─── GIVEN RECORDS

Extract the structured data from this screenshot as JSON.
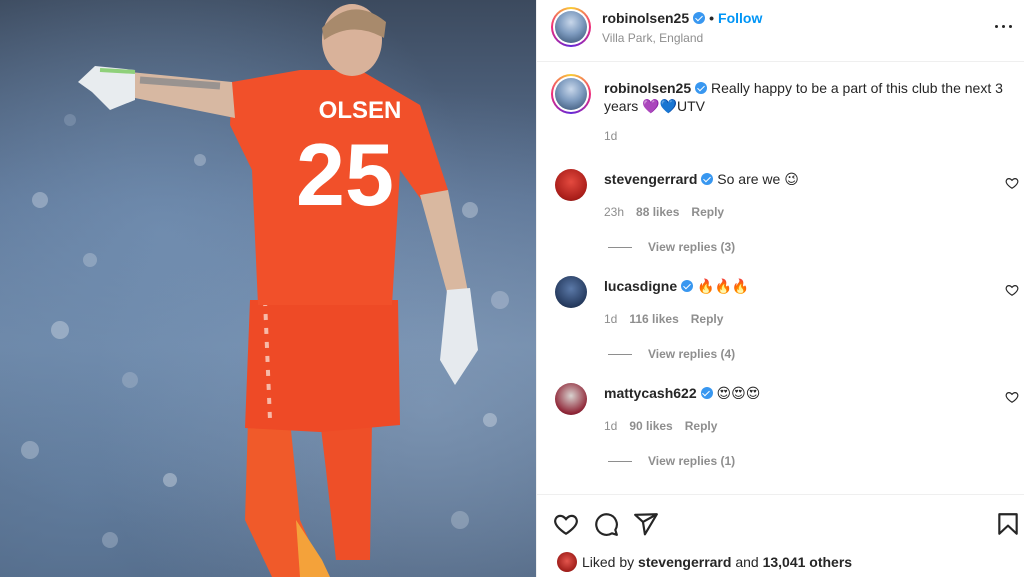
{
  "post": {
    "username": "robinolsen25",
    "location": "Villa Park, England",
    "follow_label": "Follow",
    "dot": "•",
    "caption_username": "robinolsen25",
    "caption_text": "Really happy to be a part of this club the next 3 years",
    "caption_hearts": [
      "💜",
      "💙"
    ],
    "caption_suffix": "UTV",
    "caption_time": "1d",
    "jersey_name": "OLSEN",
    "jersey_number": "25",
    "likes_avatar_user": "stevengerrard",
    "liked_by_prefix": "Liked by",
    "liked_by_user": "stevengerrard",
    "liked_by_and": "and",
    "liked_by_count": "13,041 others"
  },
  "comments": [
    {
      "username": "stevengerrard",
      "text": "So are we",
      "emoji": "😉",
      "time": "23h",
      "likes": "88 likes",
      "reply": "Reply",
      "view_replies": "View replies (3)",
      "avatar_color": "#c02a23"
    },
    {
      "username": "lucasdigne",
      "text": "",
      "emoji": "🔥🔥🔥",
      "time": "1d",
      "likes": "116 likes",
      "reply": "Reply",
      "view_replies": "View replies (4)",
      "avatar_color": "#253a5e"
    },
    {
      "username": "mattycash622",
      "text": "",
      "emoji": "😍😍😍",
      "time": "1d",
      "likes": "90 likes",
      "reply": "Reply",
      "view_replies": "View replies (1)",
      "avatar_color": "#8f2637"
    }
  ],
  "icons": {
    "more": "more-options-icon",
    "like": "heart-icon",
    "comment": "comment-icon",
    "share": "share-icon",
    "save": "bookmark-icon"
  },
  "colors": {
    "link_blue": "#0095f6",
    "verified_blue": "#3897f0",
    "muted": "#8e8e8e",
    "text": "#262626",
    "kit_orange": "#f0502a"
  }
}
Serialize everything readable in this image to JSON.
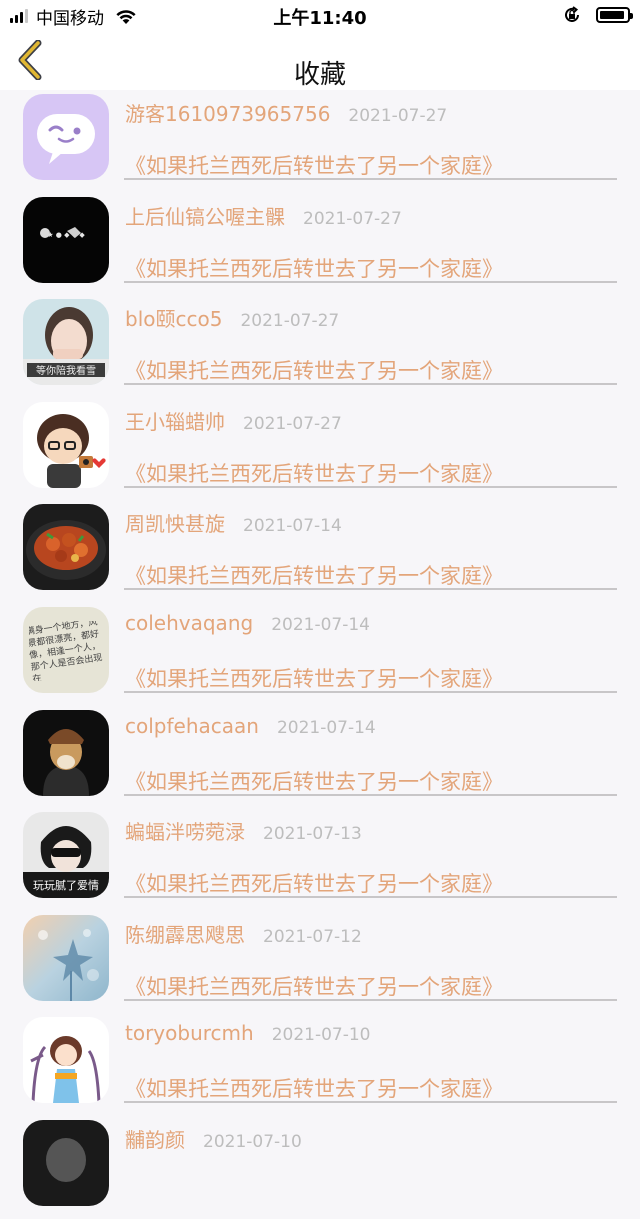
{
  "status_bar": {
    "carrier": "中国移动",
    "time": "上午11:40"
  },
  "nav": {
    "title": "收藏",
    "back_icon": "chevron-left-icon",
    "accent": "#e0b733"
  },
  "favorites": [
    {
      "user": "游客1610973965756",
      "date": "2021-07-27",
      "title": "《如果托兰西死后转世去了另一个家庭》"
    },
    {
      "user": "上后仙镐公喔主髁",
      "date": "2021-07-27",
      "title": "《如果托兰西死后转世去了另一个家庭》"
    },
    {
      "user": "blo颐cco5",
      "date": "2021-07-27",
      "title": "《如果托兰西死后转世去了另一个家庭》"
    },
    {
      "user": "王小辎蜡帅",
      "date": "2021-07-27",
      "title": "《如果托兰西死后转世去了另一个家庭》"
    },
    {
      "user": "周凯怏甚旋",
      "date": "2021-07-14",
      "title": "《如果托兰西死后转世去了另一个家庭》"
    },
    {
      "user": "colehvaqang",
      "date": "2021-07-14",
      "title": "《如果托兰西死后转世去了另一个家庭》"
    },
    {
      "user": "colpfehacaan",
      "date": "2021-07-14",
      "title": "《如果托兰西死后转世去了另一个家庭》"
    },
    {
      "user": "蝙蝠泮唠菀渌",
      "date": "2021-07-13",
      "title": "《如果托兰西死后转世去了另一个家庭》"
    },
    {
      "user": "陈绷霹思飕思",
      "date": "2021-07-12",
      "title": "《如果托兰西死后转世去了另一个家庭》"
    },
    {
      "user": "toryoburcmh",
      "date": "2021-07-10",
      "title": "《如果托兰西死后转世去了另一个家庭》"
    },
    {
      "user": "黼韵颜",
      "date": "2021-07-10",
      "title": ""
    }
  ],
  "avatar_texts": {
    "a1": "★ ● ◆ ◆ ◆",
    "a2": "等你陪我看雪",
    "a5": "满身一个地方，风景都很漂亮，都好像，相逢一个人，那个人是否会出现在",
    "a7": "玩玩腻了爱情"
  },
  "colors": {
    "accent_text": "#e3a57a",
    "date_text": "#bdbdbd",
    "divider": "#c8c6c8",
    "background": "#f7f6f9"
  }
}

──────

# [THE PROBLEM]
Copy each line holding the word "View" from the listing above.

# [ANSWER FOR THE TASK]
      "view_replies": "View replies (3)",
      "view_replies": "View replies (4)",
      "view_replies": "View replies (1)",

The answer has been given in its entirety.